Short task
In the copy, include every entry exactly but none of the images.

Records for the exercise
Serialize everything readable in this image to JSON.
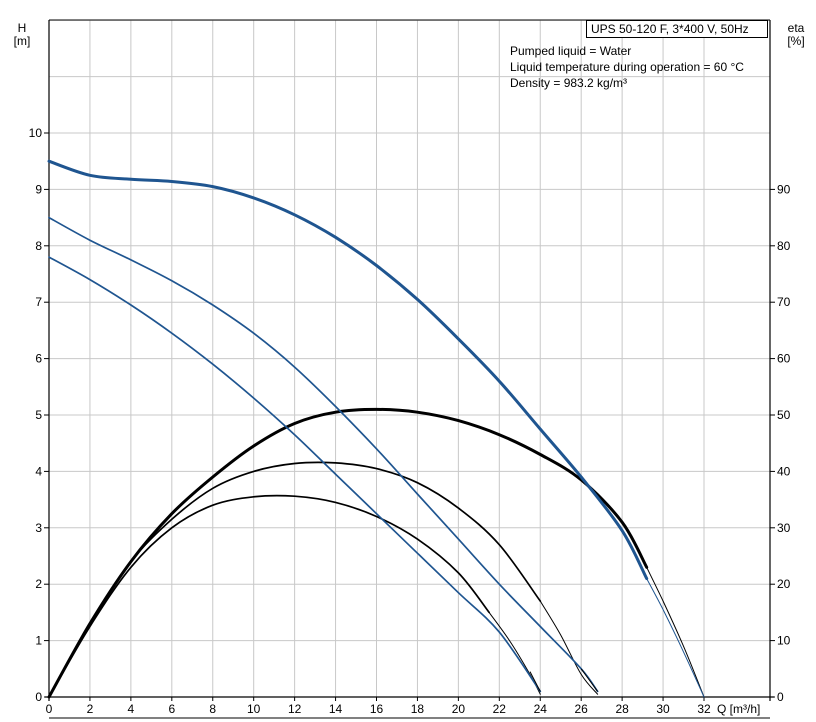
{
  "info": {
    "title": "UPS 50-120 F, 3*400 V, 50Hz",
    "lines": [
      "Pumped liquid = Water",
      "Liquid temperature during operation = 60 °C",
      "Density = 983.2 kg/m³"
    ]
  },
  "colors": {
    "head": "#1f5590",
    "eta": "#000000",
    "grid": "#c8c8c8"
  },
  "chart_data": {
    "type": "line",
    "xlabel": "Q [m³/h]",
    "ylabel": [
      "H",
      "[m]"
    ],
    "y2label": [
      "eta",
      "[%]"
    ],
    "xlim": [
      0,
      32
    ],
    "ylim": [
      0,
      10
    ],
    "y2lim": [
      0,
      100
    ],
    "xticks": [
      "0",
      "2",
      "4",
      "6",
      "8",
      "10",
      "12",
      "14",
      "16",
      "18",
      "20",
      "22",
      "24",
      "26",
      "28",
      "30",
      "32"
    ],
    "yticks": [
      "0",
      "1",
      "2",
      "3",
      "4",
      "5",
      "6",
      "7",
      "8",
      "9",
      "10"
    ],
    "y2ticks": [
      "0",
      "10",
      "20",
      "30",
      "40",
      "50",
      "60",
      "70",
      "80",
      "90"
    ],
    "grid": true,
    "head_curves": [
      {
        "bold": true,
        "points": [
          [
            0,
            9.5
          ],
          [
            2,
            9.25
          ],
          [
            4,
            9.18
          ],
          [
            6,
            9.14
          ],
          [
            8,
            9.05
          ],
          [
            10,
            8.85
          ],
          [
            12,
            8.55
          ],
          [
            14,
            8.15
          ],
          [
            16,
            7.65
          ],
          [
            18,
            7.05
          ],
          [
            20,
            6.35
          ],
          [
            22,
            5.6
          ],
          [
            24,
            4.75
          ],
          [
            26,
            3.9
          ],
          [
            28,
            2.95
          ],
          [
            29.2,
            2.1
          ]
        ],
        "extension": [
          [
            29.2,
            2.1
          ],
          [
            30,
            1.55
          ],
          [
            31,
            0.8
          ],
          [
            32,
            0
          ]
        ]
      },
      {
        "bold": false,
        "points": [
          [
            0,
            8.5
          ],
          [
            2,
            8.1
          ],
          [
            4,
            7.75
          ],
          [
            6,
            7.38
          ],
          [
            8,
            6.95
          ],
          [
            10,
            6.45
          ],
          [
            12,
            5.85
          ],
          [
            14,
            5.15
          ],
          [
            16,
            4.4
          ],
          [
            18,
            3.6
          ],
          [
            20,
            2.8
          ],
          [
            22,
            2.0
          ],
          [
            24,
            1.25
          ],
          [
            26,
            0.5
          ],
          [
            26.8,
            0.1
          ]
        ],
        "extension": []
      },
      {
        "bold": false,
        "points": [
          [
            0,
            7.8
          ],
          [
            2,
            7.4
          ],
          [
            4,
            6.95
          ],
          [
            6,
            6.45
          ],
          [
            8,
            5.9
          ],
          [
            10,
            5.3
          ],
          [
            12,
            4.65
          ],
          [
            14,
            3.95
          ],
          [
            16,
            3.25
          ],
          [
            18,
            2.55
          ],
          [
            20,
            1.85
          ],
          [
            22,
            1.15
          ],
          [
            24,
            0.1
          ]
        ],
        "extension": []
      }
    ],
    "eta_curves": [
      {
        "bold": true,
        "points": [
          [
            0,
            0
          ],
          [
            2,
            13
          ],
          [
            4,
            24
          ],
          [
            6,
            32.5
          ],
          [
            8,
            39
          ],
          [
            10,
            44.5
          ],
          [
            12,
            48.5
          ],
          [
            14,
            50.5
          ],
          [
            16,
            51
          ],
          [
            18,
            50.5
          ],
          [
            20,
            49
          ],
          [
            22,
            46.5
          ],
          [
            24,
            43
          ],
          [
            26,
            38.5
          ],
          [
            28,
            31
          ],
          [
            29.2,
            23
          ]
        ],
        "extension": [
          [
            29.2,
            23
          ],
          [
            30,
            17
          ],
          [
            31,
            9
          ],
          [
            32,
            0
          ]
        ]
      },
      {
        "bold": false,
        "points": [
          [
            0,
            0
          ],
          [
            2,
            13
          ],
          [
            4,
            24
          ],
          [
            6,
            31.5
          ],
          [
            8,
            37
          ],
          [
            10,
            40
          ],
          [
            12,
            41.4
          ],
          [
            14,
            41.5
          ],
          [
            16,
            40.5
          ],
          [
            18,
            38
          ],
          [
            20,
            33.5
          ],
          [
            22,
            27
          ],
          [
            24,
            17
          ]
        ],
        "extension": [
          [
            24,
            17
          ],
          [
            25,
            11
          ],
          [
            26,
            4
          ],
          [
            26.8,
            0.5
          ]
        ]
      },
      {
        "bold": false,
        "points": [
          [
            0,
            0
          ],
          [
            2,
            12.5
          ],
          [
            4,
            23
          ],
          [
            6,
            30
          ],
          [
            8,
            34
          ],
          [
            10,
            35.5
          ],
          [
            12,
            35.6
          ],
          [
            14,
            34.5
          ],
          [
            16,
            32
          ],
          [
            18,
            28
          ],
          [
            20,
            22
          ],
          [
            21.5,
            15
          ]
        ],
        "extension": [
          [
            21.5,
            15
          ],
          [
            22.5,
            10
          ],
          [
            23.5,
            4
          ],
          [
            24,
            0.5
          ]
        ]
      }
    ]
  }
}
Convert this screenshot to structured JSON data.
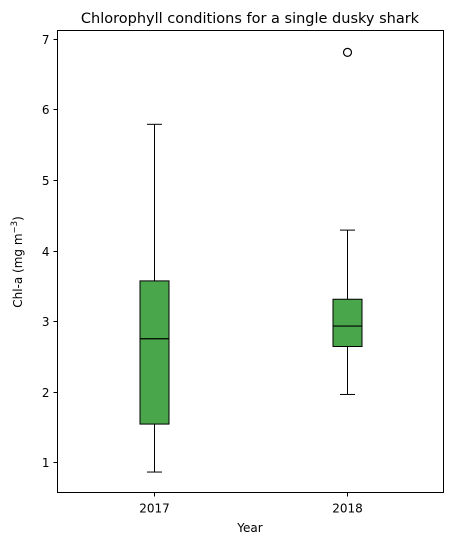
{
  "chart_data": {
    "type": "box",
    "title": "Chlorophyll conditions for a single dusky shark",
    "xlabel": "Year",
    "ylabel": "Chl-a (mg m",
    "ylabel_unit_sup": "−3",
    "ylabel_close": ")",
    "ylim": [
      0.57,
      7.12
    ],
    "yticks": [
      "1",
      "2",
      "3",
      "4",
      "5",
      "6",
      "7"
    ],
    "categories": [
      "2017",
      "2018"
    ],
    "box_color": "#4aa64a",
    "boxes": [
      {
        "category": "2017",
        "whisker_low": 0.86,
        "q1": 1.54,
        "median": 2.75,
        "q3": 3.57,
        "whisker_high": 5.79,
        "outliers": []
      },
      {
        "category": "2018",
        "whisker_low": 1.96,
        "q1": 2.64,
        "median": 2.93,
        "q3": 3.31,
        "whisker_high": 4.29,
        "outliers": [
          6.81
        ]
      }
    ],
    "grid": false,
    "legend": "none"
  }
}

Answer to the exercise
Serialize everything readable in this image to JSON.
{
  "info": {
    "title": "UPS 50-120 F, 3*400 V, 50Hz",
    "lines": [
      "Pumped liquid = Water",
      "Liquid temperature during operation = 60 °C",
      "Density = 983.2 kg/m³"
    ]
  },
  "colors": {
    "head": "#1f5590",
    "eta": "#000000",
    "grid": "#c8c8c8"
  },
  "chart_data": {
    "type": "line",
    "xlabel": "Q [m³/h]",
    "ylabel": [
      "H",
      "[m]"
    ],
    "y2label": [
      "eta",
      "[%]"
    ],
    "xlim": [
      0,
      32
    ],
    "ylim": [
      0,
      10
    ],
    "y2lim": [
      0,
      100
    ],
    "xticks": [
      "0",
      "2",
      "4",
      "6",
      "8",
      "10",
      "12",
      "14",
      "16",
      "18",
      "20",
      "22",
      "24",
      "26",
      "28",
      "30",
      "32"
    ],
    "yticks": [
      "0",
      "1",
      "2",
      "3",
      "4",
      "5",
      "6",
      "7",
      "8",
      "9",
      "10"
    ],
    "y2ticks": [
      "0",
      "10",
      "20",
      "30",
      "40",
      "50",
      "60",
      "70",
      "80",
      "90"
    ],
    "grid": true,
    "head_curves": [
      {
        "bold": true,
        "points": [
          [
            0,
            9.5
          ],
          [
            2,
            9.25
          ],
          [
            4,
            9.18
          ],
          [
            6,
            9.14
          ],
          [
            8,
            9.05
          ],
          [
            10,
            8.85
          ],
          [
            12,
            8.55
          ],
          [
            14,
            8.15
          ],
          [
            16,
            7.65
          ],
          [
            18,
            7.05
          ],
          [
            20,
            6.35
          ],
          [
            22,
            5.6
          ],
          [
            24,
            4.75
          ],
          [
            26,
            3.9
          ],
          [
            28,
            2.95
          ],
          [
            29.2,
            2.1
          ]
        ],
        "extension": [
          [
            29.2,
            2.1
          ],
          [
            30,
            1.55
          ],
          [
            31,
            0.8
          ],
          [
            32,
            0
          ]
        ]
      },
      {
        "bold": false,
        "points": [
          [
            0,
            8.5
          ],
          [
            2,
            8.1
          ],
          [
            4,
            7.75
          ],
          [
            6,
            7.38
          ],
          [
            8,
            6.95
          ],
          [
            10,
            6.45
          ],
          [
            12,
            5.85
          ],
          [
            14,
            5.15
          ],
          [
            16,
            4.4
          ],
          [
            18,
            3.6
          ],
          [
            20,
            2.8
          ],
          [
            22,
            2.0
          ],
          [
            24,
            1.25
          ],
          [
            26,
            0.5
          ],
          [
            26.8,
            0.1
          ]
        ],
        "extension": []
      },
      {
        "bold": false,
        "points": [
          [
            0,
            7.8
          ],
          [
            2,
            7.4
          ],
          [
            4,
            6.95
          ],
          [
            6,
            6.45
          ],
          [
            8,
            5.9
          ],
          [
            10,
            5.3
          ],
          [
            12,
            4.65
          ],
          [
            14,
            3.95
          ],
          [
            16,
            3.25
          ],
          [
            18,
            2.55
          ],
          [
            20,
            1.85
          ],
          [
            22,
            1.15
          ],
          [
            24,
            0.1
          ]
        ],
        "extension": []
      }
    ],
    "eta_curves": [
      {
        "bold": true,
        "points": [
          [
            0,
            0
          ],
          [
            2,
            13
          ],
          [
            4,
            24
          ],
          [
            6,
            32.5
          ],
          [
            8,
            39
          ],
          [
            10,
            44.5
          ],
          [
            12,
            48.5
          ],
          [
            14,
            50.5
          ],
          [
            16,
            51
          ],
          [
            18,
            50.5
          ],
          [
            20,
            49
          ],
          [
            22,
            46.5
          ],
          [
            24,
            43
          ],
          [
            26,
            38.5
          ],
          [
            28,
            31
          ],
          [
            29.2,
            23
          ]
        ],
        "extension": [
          [
            29.2,
            23
          ],
          [
            30,
            17
          ],
          [
            31,
            9
          ],
          [
            32,
            0
          ]
        ]
      },
      {
        "bold": false,
        "points": [
          [
            0,
            0
          ],
          [
            2,
            13
          ],
          [
            4,
            24
          ],
          [
            6,
            31.5
          ],
          [
            8,
            37
          ],
          [
            10,
            40
          ],
          [
            12,
            41.4
          ],
          [
            14,
            41.5
          ],
          [
            16,
            40.5
          ],
          [
            18,
            38
          ],
          [
            20,
            33.5
          ],
          [
            22,
            27
          ],
          [
            24,
            17
          ]
        ],
        "extension": [
          [
            24,
            17
          ],
          [
            25,
            11
          ],
          [
            26,
            4
          ],
          [
            26.8,
            0.5
          ]
        ]
      },
      {
        "bold": false,
        "points": [
          [
            0,
            0
          ],
          [
            2,
            12.5
          ],
          [
            4,
            23
          ],
          [
            6,
            30
          ],
          [
            8,
            34
          ],
          [
            10,
            35.5
          ],
          [
            12,
            35.6
          ],
          [
            14,
            34.5
          ],
          [
            16,
            32
          ],
          [
            18,
            28
          ],
          [
            20,
            22
          ],
          [
            21.5,
            15
          ]
        ],
        "extension": [
          [
            21.5,
            15
          ],
          [
            22.5,
            10
          ],
          [
            23.5,
            4
          ],
          [
            24,
            0.5
          ]
        ]
      }
    ]
  }
}
Convert this screenshot to structured JSON data.
{
  "chart_data": {
    "type": "box",
    "title": "Chlorophyll conditions for a single dusky shark",
    "xlabel": "Year",
    "ylabel": "Chl-a (mg m",
    "ylabel_unit_sup": "−3",
    "ylabel_close": ")",
    "ylim": [
      0.57,
      7.12
    ],
    "yticks": [
      "1",
      "2",
      "3",
      "4",
      "5",
      "6",
      "7"
    ],
    "categories": [
      "2017",
      "2018"
    ],
    "box_color": "#4aa64a",
    "boxes": [
      {
        "category": "2017",
        "whisker_low": 0.86,
        "q1": 1.54,
        "median": 2.75,
        "q3": 3.57,
        "whisker_high": 5.79,
        "outliers": []
      },
      {
        "category": "2018",
        "whisker_low": 1.96,
        "q1": 2.64,
        "median": 2.93,
        "q3": 3.31,
        "whisker_high": 4.29,
        "outliers": [
          6.81
        ]
      }
    ],
    "grid": false,
    "legend": "none"
  }
}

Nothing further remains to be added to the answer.